EXERCISE – Collect from the data below each line with "TradingView".
======== DATASET
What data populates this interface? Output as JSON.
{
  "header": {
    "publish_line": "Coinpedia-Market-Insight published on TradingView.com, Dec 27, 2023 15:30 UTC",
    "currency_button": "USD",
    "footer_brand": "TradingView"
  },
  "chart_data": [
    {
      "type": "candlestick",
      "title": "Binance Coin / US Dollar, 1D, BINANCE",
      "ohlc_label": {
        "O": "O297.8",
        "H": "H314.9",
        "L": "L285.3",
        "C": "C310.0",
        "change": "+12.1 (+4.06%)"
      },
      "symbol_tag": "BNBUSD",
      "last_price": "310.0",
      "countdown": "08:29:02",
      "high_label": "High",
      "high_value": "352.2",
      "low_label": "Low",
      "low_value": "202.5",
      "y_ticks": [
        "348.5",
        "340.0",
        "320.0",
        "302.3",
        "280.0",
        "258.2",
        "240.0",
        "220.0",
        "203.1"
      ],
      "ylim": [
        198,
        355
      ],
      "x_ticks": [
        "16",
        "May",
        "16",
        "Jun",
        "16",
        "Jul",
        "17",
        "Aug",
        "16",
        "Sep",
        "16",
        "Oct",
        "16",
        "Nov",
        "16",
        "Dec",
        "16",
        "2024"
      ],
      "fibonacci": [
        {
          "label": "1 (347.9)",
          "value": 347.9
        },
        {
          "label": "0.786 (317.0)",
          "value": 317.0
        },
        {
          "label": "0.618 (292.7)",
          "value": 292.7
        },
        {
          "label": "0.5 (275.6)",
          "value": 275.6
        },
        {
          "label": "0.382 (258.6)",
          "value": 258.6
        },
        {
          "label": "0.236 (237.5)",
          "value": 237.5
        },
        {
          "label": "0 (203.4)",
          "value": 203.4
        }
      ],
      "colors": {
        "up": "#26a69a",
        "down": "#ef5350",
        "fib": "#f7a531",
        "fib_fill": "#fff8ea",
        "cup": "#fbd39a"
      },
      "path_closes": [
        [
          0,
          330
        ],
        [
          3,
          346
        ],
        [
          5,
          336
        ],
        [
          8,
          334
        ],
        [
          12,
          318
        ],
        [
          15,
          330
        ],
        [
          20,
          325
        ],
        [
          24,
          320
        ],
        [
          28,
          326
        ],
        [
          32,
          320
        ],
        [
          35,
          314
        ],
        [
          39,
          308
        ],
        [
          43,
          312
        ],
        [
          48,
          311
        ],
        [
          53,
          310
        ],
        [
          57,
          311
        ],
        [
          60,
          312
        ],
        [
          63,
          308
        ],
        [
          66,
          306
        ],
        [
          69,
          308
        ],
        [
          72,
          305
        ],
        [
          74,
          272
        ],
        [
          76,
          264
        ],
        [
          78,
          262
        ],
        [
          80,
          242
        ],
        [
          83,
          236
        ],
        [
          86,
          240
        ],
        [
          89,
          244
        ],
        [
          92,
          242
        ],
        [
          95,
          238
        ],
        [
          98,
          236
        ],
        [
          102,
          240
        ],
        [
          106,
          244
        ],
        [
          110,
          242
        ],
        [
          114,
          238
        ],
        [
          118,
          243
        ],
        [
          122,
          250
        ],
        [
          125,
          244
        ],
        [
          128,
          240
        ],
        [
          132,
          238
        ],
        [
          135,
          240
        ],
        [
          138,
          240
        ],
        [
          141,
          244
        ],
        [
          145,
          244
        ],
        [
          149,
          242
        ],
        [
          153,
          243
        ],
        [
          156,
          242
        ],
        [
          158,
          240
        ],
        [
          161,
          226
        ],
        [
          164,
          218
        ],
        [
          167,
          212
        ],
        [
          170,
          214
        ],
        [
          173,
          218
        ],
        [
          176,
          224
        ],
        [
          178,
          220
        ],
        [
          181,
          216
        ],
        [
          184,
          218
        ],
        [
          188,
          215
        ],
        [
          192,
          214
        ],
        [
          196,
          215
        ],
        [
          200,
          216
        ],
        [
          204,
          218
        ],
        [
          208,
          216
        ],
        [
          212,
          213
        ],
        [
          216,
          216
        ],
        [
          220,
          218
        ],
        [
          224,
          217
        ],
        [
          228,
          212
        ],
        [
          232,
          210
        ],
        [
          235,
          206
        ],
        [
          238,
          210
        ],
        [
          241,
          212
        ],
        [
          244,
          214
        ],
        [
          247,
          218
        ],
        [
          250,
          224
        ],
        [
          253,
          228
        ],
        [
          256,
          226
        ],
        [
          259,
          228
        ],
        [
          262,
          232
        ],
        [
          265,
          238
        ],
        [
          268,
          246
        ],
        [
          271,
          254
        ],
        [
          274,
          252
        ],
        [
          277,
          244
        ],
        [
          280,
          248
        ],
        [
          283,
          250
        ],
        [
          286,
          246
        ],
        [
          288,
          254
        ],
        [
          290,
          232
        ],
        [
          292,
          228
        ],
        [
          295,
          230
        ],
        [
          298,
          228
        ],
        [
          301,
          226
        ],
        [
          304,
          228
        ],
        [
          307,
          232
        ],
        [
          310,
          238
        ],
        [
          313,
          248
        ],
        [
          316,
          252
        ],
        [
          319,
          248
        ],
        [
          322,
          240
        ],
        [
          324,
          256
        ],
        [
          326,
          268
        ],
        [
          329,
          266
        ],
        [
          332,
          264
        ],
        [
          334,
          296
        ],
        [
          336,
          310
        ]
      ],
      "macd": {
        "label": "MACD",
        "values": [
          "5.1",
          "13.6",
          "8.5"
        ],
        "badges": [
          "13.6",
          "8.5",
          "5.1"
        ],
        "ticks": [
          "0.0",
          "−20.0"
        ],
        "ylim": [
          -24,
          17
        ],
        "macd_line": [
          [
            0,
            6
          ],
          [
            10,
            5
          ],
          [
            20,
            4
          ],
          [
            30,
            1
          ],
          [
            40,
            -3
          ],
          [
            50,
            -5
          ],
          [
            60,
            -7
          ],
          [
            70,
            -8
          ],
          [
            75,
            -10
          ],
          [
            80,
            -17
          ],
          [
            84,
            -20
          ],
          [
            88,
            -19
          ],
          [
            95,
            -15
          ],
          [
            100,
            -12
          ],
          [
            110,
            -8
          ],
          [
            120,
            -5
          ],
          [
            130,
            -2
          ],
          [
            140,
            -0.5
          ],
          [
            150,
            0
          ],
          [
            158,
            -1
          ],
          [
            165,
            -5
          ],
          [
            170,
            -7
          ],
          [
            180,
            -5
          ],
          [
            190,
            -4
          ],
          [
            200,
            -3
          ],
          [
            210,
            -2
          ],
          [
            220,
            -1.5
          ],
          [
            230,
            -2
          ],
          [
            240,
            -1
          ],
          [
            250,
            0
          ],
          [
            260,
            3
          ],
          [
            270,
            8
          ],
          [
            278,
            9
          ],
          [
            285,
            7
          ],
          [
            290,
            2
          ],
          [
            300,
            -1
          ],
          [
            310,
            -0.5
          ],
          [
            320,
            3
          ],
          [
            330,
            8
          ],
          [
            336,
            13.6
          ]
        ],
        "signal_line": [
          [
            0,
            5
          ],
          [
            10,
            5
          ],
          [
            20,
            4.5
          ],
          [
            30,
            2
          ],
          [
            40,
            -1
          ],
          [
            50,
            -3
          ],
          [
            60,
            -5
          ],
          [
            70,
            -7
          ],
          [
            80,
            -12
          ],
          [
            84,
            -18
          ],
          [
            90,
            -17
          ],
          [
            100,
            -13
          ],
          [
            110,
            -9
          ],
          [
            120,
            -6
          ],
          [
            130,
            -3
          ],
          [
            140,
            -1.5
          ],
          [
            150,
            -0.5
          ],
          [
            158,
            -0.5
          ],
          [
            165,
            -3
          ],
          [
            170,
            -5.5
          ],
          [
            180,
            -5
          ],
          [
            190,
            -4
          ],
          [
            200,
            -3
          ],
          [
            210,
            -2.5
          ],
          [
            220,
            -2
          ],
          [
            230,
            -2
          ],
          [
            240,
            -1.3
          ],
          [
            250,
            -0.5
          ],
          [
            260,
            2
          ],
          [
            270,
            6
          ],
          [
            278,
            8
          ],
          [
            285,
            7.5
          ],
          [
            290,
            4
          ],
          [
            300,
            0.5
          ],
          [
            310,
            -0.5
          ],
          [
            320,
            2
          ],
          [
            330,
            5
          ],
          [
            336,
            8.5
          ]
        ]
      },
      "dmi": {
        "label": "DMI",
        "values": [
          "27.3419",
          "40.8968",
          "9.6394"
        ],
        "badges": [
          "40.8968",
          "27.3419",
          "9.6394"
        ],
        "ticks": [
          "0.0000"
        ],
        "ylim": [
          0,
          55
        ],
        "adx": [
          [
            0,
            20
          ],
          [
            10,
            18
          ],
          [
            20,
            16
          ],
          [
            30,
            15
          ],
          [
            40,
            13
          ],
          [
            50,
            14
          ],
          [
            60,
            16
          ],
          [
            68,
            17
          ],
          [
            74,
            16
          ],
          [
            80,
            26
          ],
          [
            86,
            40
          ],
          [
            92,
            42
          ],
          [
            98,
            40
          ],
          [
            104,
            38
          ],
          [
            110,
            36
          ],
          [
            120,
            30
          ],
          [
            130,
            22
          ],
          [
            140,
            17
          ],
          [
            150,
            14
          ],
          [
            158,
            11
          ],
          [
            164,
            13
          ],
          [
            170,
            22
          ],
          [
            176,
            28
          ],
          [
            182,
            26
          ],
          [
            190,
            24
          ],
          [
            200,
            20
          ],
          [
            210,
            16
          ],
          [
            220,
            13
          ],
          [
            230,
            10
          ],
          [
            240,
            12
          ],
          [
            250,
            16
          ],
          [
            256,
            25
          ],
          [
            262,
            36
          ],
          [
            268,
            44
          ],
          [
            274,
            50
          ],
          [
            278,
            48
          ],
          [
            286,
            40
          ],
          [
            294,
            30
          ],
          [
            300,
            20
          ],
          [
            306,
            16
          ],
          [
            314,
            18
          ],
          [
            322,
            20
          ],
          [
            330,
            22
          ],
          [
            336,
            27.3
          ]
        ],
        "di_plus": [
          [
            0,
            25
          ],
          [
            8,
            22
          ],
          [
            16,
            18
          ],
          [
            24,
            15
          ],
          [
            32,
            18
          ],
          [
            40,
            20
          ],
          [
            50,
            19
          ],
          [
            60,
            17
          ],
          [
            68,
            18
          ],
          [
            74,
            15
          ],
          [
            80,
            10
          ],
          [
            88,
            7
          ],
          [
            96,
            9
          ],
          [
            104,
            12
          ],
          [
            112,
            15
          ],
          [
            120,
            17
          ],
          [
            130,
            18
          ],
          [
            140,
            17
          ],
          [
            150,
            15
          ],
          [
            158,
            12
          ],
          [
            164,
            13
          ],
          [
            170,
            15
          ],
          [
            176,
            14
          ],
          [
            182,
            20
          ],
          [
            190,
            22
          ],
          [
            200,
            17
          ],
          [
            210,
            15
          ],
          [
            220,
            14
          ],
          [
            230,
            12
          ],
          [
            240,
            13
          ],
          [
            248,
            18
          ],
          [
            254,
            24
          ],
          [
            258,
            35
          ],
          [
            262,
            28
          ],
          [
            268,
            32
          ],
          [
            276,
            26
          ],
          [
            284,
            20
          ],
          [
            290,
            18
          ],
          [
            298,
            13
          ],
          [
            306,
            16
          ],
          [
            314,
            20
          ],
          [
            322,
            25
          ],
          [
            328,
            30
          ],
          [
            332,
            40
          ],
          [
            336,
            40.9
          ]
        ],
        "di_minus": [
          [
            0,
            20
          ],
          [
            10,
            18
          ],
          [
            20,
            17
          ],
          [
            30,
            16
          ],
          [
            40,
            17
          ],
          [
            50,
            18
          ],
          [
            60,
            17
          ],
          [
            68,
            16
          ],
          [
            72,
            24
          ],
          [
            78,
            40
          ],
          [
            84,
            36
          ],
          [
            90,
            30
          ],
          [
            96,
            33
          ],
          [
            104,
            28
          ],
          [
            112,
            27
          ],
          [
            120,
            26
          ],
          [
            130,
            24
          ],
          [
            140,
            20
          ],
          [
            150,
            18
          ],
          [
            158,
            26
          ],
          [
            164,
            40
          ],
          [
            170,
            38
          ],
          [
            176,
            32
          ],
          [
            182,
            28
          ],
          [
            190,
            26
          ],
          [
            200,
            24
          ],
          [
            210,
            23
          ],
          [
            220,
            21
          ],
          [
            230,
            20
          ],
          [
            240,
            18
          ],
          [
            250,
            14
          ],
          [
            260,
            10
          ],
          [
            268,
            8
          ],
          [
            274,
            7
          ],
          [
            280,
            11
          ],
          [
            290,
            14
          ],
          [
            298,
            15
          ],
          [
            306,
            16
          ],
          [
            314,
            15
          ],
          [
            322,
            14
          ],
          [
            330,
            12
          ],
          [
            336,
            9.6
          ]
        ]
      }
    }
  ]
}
================
TASK RESULT –
    "publish_line": "Coinpedia-Market-Insight published on TradingView.com, Dec 27, 2023 15:30 UTC",
    "footer_brand": "TradingView"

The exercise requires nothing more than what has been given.